# MATERIAL FOR THIS EXERCISE start
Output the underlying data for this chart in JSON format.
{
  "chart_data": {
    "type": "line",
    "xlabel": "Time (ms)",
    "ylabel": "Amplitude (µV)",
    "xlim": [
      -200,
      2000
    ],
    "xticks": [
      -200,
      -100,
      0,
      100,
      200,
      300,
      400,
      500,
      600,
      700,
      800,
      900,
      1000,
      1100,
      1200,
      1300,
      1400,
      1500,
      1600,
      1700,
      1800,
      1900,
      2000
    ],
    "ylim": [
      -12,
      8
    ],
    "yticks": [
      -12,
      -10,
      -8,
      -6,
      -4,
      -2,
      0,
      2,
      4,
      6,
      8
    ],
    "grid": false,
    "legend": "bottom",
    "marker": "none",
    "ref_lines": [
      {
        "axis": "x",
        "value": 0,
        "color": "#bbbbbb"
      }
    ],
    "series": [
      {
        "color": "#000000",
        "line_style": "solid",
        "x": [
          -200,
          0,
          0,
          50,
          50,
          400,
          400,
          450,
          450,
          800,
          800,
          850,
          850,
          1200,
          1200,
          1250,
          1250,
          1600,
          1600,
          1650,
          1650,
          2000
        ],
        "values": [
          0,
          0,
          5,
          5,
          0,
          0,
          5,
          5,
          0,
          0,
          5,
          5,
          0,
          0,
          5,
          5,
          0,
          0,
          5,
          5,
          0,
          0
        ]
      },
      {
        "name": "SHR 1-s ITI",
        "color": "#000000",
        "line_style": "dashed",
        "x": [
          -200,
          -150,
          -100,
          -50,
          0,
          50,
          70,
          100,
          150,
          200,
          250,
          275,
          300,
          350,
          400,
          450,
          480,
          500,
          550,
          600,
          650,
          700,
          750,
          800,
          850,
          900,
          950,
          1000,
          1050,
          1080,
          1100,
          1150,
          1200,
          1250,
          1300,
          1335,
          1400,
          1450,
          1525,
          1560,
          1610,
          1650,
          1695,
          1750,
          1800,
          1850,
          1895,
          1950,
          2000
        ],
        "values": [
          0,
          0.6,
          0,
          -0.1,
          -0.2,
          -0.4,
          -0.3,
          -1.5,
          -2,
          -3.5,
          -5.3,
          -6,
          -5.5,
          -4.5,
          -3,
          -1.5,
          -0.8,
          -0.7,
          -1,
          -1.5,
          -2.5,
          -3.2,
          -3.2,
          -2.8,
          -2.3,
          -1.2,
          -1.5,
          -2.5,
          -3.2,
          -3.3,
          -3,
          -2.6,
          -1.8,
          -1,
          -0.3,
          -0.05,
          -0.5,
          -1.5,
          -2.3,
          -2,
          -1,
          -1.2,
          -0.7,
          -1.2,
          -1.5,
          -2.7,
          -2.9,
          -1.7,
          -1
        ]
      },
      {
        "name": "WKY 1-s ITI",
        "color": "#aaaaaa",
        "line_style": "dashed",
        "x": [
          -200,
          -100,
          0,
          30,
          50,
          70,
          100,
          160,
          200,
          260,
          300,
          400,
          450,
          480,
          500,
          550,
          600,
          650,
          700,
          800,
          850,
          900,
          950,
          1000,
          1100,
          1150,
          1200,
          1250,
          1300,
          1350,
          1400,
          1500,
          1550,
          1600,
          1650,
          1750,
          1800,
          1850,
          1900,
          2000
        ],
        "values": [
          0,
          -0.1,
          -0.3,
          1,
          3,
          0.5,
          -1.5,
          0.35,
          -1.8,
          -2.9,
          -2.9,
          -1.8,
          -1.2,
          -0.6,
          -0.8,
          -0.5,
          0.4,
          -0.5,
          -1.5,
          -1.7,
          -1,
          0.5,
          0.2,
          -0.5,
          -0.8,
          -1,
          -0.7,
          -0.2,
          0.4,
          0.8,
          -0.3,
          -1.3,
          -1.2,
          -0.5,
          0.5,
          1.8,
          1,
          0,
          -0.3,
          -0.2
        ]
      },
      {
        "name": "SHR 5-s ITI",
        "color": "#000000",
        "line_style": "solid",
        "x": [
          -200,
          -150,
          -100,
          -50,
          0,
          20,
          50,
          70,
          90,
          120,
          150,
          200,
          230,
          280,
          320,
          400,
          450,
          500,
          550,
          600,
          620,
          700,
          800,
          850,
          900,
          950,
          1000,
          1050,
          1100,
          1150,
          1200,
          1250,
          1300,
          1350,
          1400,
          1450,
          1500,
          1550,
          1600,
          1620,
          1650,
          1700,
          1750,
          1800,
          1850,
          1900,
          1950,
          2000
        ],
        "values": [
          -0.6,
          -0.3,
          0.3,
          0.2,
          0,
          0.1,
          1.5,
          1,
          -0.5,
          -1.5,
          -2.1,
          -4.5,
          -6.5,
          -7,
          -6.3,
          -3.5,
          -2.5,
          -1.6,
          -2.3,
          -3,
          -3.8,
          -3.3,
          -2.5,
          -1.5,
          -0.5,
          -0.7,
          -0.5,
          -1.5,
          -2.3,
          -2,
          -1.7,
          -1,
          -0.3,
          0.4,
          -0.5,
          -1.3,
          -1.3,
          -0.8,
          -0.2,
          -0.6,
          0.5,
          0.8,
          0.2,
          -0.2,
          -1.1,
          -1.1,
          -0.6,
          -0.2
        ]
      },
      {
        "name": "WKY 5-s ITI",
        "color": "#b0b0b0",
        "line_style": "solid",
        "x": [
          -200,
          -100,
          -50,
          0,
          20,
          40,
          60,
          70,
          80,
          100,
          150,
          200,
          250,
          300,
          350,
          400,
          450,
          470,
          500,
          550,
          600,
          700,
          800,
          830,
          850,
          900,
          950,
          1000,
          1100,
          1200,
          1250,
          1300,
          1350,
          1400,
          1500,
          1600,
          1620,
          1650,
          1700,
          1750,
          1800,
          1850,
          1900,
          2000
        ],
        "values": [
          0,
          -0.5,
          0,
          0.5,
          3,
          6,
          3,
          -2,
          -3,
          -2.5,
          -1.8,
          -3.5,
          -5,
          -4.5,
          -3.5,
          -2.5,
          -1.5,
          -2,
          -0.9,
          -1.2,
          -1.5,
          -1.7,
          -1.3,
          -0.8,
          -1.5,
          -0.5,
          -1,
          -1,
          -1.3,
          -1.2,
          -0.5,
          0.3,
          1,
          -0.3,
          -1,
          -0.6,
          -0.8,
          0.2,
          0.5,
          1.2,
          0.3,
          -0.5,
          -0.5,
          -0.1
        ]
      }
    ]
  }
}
# MATERIAL FOR THIS EXERCISE end
Pull out each line holding the string "name".

        "name": "SHR 1-s ITI",
        "name": "WKY 1-s ITI",
        "name": "SHR 5-s ITI",
        "name": "WKY 5-s ITI",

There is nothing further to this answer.